**Work instructions:**
Copy each line below without leaving any out.

**Material to process:**
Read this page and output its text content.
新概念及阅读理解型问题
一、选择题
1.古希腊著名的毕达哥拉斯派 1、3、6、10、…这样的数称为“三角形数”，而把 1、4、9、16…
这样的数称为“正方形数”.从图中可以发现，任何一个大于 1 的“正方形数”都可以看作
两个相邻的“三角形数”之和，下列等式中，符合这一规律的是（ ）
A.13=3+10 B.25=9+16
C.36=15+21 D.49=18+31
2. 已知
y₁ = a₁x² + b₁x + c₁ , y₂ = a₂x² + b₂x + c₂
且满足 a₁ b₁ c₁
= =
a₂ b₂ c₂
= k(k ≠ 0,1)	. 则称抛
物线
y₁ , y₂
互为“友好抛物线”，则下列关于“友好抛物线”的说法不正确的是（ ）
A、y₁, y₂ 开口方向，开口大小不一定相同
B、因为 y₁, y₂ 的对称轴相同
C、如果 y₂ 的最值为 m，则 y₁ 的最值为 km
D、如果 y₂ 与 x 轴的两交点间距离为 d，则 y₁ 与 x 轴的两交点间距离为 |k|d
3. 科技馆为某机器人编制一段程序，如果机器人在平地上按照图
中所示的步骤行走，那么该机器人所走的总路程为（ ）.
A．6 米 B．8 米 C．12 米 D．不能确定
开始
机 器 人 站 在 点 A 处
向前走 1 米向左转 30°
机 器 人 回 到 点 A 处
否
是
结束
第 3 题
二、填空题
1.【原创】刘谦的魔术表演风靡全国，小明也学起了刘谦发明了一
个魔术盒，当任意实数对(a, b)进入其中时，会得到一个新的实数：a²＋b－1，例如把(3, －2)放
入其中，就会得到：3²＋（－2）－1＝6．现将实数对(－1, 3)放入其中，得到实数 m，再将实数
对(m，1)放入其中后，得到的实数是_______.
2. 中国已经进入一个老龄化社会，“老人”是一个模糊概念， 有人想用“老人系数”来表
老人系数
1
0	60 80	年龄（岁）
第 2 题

**The answer:**
Read this page and output its text content.
新概念及阅读理解型问题
一、选择题
1.古希腊著名的毕达哥拉斯派 1、3、6、10、…这样的数称为“三角形数”，而把 1、4、9、16…
这样的数称为“正方形数”.从图中可以发现，任何一个大于 1 的“正方形数”都可以看作
两个相邻的“三角形数”之和，下列等式中，符合这一规律的是（ ）
A.13=3+10 B.25=9+16
C.36=15+21 D.49=18+31
2. 已知
y₁ = a₁x² + b₁x + c₁ , y₂ = a₂x² + b₂x + c₂
且满足 a₁ b₁ c₁
= =
a₂ b₂ c₂
= k(k ≠ 0,1)	. 则称抛
物线
y₁ , y₂
互为“友好抛物线”，则下列关于“友好抛物线”的说法不正确的是（ ）
A、y₁, y₂ 开口方向，开口大小不一定相同
B、因为 y₁, y₂ 的对称轴相同
C、如果 y₂ 的最值为 m，则 y₁ 的最值为 km
D、如果 y₂ 与 x 轴的两交点间距离为 d，则 y₁ 与 x 轴的两交点间距离为 |k|d
3. 科技馆为某机器人编制一段程序，如果机器人在平地上按照图
中所示的步骤行走，那么该机器人所走的总路程为（ ）.
A．6 米 B．8 米 C．12 米 D．不能确定
开始
机 器 人 站 在 点 A 处
向前走 1 米向左转 30°
机 器 人 回 到 点 A 处
否
是
结束
第 3 题
二、填空题
1.【原创】刘谦的魔术表演风靡全国，小明也学起了刘谦发明了一
个魔术盒，当任意实数对(a, b)进入其中时，会得到一个新的实数：a²＋b－1，例如把(3, －2)放
入其中，就会得到：3²＋（－2）－1＝6．现将实数对(－1, 3)放入其中，得到实数 m，再将实数
对(m，1)放入其中后，得到的实数是_______.
2. 中国已经进入一个老龄化社会，“老人”是一个模糊概念， 有人想用“老人系数”来表
老人系数
1
0	60 80	年龄（岁）
第 2 题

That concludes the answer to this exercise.